What needs to be done: Provide an exact copy of the data, excluding the images.

[start]

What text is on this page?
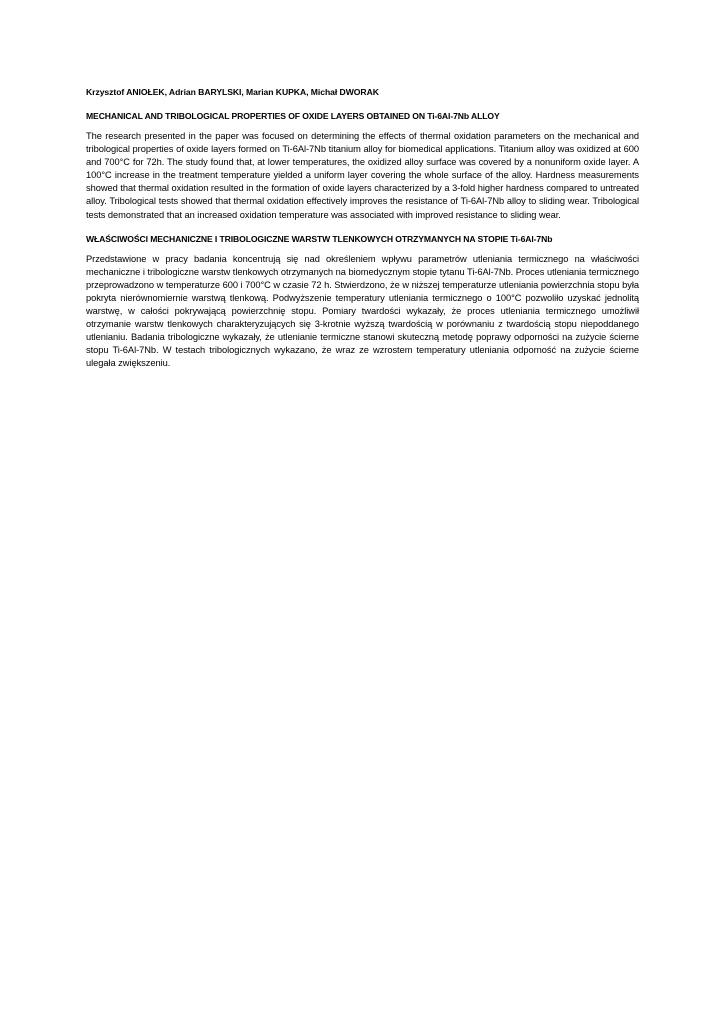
Krzysztof ANIOŁEK, Adrian BARYLSKI, Marian KUPKA, Michał DWORAK

MECHANICAL AND TRIBOLOGICAL PROPERTIES OF OXIDE LAYERS OBTAINED ON Ti-6Al-7Nb ALLOY

The research presented in the paper was focused on determining the effects of thermal oxidation parameters on the mechanical and tribological properties of oxide layers formed on Ti-6Al-7Nb titanium alloy for biomedical applications. Titanium alloy was oxidized at 600 and 700°C for 72h. The study found that, at lower temperatures, the oxidized alloy surface was covered by a nonuniform oxide layer. A 100°C increase in the treatment temperature yielded a uniform layer covering the whole surface of the alloy. Hardness measurements showed that thermal oxidation resulted in the formation of oxide layers characterized by a 3-fold higher hardness compared to untreated alloy. Tribological tests showed that thermal oxidation effectively improves the resistance of Ti-6Al-7Nb alloy to sliding wear. Tribological tests demonstrated that an increased oxidation temperature was associated with improved resistance to sliding wear.

WŁAŚCIWOŚCI MECHANICZNE I TRIBOLOGICZNE WARSTW TLENKOWYCH OTRZYMANYCH NA STOPIE Ti-6Al-7Nb

Przedstawione w pracy badania koncentrują się nad określeniem wpływu parametrów utleniania termicznego na właściwości mechaniczne i tribologiczne warstw tlenkowych otrzymanych na biomedycznym stopie tytanu Ti-6Al-7Nb. Proces utleniania termicznego przeprowadzono w temperaturze 600 i 700°C w czasie 72 h. Stwierdzono, że w niższej temperaturze utleniania powierzchnia stopu była pokryta nierównomiernie warstwą tlenkową. Podwyższenie temperatury utleniania termicznego o 100°C pozwoliło uzyskać jednolitą warstwę, w całości pokrywającą powierzchnię stopu. Pomiary twardości wykazały, że proces utleniania termicznego umożliwił otrzymanie warstw tlenkowych charakteryzujących się 3-krotnie wyższą twardością w porównaniu z twardością stopu niepoddanego utlenianiu. Badania tribologiczne wykazały, że utlenianie termiczne stanowi skuteczną metodę poprawy odporności na zużycie ścierne stopu Ti-6Al-7Nb. W testach tribologicznych wykazano, że wraz ze wzrostem temperatury utleniania odporność na zużycie ścierne ulegała zwiększeniu.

[end]

Correct response:
What text is on this page?
Krzysztof ANIOŁEK, Adrian BARYLSKI, Marian KUPKA, Michał DWORAK

MECHANICAL AND TRIBOLOGICAL PROPERTIES OF OXIDE LAYERS OBTAINED ON Ti-6Al-7Nb ALLOY

The research presented in the paper was focused on determining the effects of thermal oxidation parameters on the mechanical and tribological properties of oxide layers formed on Ti-6Al-7Nb titanium alloy for biomedical applications. Titanium alloy was oxidized at 600 and 700°C for 72h. The study found that, at lower temperatures, the oxidized alloy surface was covered by a nonuniform oxide layer. A 100°C increase in the treatment temperature yielded a uniform layer covering the whole surface of the alloy. Hardness measurements showed that thermal oxidation resulted in the formation of oxide layers characterized by a 3-fold higher hardness compared to untreated alloy. Tribological tests showed that thermal oxidation effectively improves the resistance of Ti-6Al-7Nb alloy to sliding wear. Tribological tests demonstrated that an increased oxidation temperature was associated with improved resistance to sliding wear.

WŁAŚCIWOŚCI MECHANICZNE I TRIBOLOGICZNE WARSTW TLENKOWYCH OTRZYMANYCH NA STOPIE Ti-6Al-7Nb

Przedstawione w pracy badania koncentrują się nad określeniem wpływu parametrów utleniania termicznego na właściwości mechaniczne i tribologiczne warstw tlenkowych otrzymanych na biomedycznym stopie tytanu Ti-6Al-7Nb. Proces utleniania termicznego przeprowadzono w temperaturze 600 i 700°C w czasie 72 h. Stwierdzono, że w niższej temperaturze utleniania powierzchnia stopu była pokryta nierównomiernie warstwą tlenkową. Podwyższenie temperatury utleniania termicznego o 100°C pozwoliło uzyskać jednolitą warstwę, w całości pokrywającą powierzchnię stopu. Pomiary twardości wykazały, że proces utleniania termicznego umożliwił otrzymanie warstw tlenkowych charakteryzujących się 3-krotnie wyższą twardością w porównaniu z twardością stopu niepoddanego utlenianiu. Badania tribologiczne wykazały, że utlenianie termiczne stanowi skuteczną metodę poprawy odporności na zużycie ścierne stopu Ti-6Al-7Nb. W testach tribologicznych wykazano, że wraz ze wzrostem temperatury utleniania odporność na zużycie ścierne ulegała zwiększeniu.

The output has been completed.